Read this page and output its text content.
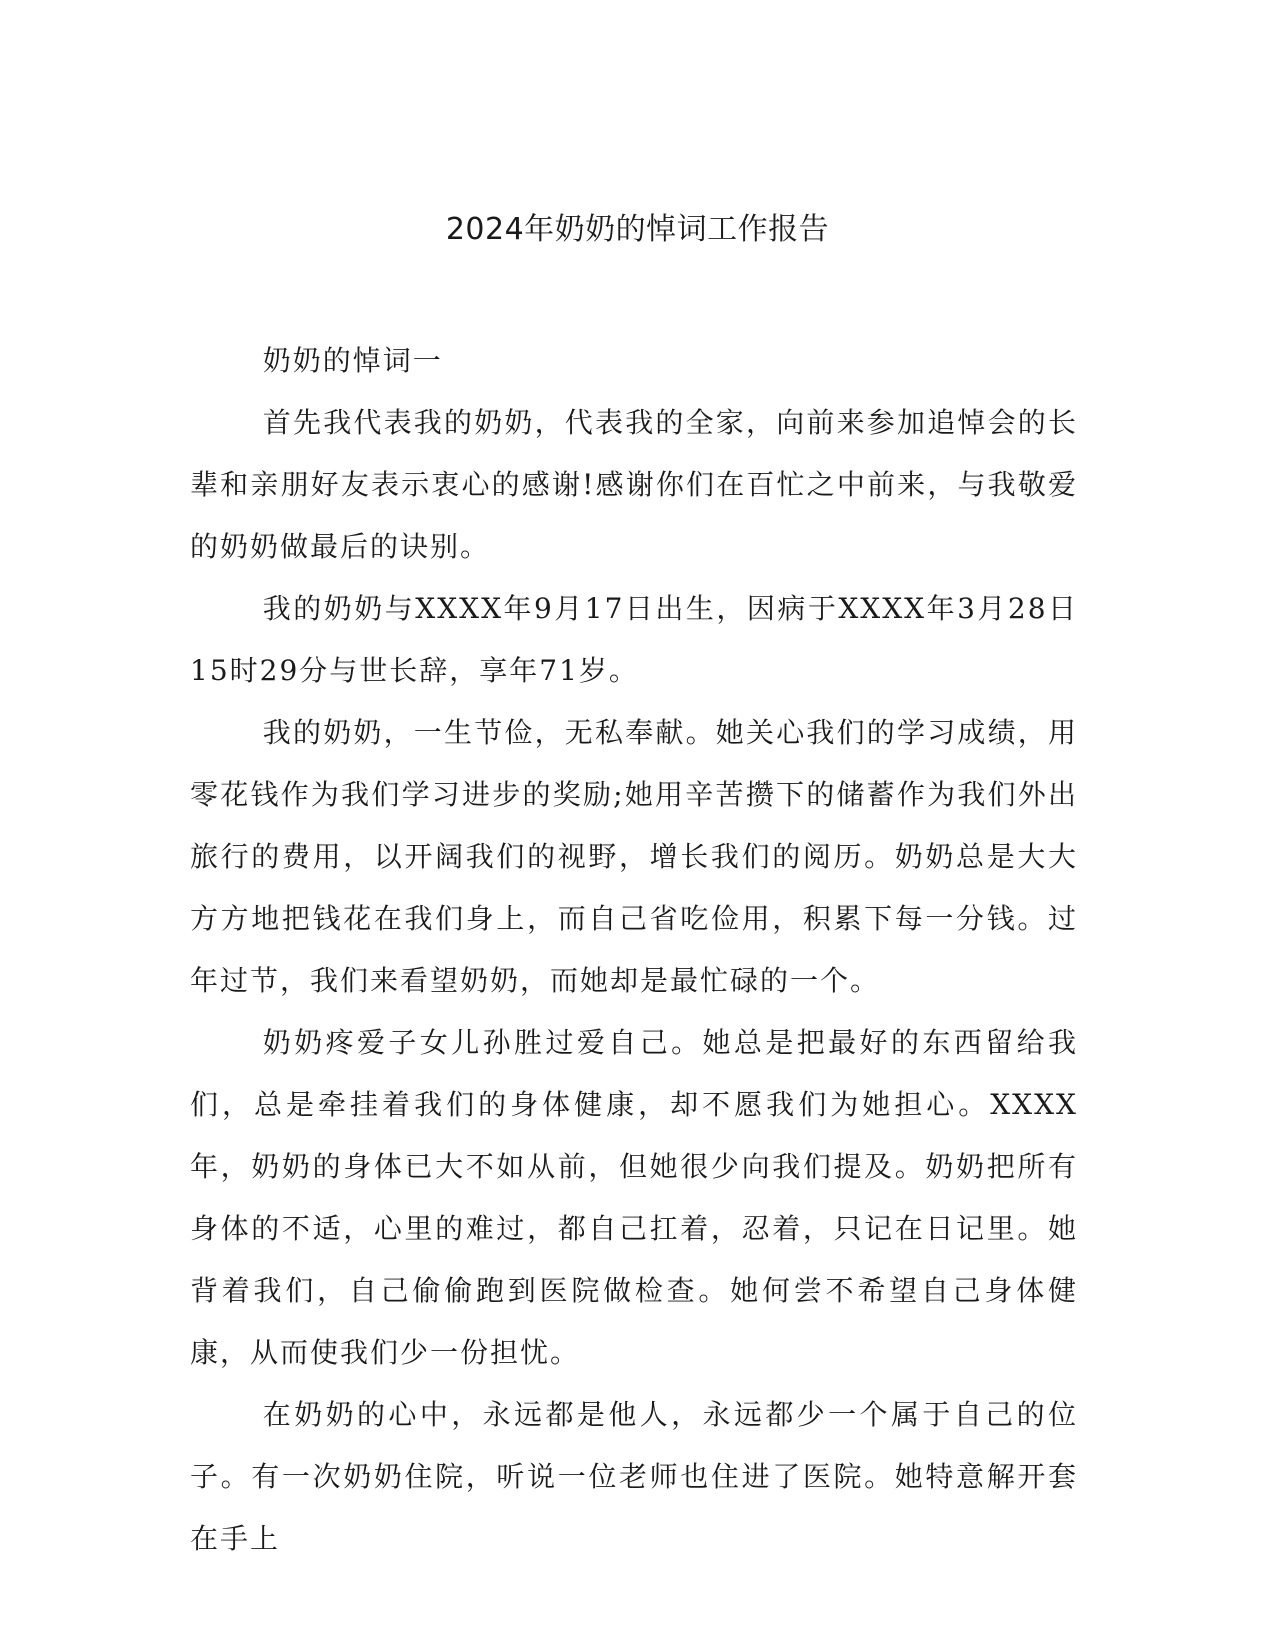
2024年奶奶的悼词工作报告

奶奶的悼词一

首先我代表我的奶奶，代表我的全家，向前来参加追悼会的长辈和亲朋好友表示衷心的感谢!感谢你们在百忙之中前来，与我敬爱的奶奶做最后的诀别。

我的奶奶与XXXX年9月17日出生，因病于XXXX年3月28日15时29分与世长辞，享年71岁。

我的奶奶，一生节俭，无私奉献。她关心我们的学习成绩，用零花钱作为我们学习进步的奖励;她用辛苦攒下的储蓄作为我们外出旅行的费用，以开阔我们的视野，增长我们的阅历。奶奶总是大大方方地把钱花在我们身上，而自己省吃俭用，积累下每一分钱。过年过节，我们来看望奶奶，而她却是最忙碌的一个。

奶奶疼爱子女儿孙胜过爱自己。她总是把最好的东西留给我们，总是牵挂着我们的身体健康，却不愿我们为她担心。XXXX年，奶奶的身体已大不如从前，但她很少向我们提及。奶奶把所有身体的不适，心里的难过，都自己扛着，忍着，只记在日记里。她背着我们，自己偷偷跑到医院做检查。她何尝不希望自己身体健康，从而使我们少一份担忧。

在奶奶的心中，永远都是他人，永远都少一个属于自己的位子。有一次奶奶住院，听说一位老师也住进了医院。她特意解开套在手上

> _Do this_:
Write out each line of the data exactly; the images should be left out.

> _Solution for this task_:
Read this page and output its text content.
2024年奶奶的悼词工作报告

奶奶的悼词一

首先我代表我的奶奶，代表我的全家，向前来参加追悼会的长辈和亲朋好友表示衷心的感谢!感谢你们在百忙之中前来，与我敬爱的奶奶做最后的诀别。

我的奶奶与XXXX年9月17日出生，因病于XXXX年3月28日15时29分与世长辞，享年71岁。

我的奶奶，一生节俭，无私奉献。她关心我们的学习成绩，用零花钱作为我们学习进步的奖励;她用辛苦攒下的储蓄作为我们外出旅行的费用，以开阔我们的视野，增长我们的阅历。奶奶总是大大方方地把钱花在我们身上，而自己省吃俭用，积累下每一分钱。过年过节，我们来看望奶奶，而她却是最忙碌的一个。

奶奶疼爱子女儿孙胜过爱自己。她总是把最好的东西留给我们，总是牵挂着我们的身体健康，却不愿我们为她担心。XXXX年，奶奶的身体已大不如从前，但她很少向我们提及。奶奶把所有身体的不适，心里的难过，都自己扛着，忍着，只记在日记里。她背着我们，自己偷偷跑到医院做检查。她何尝不希望自己身体健康，从而使我们少一份担忧。

在奶奶的心中，永远都是他人，永远都少一个属于自己的位子。有一次奶奶住院，听说一位老师也住进了医院。她特意解开套在手上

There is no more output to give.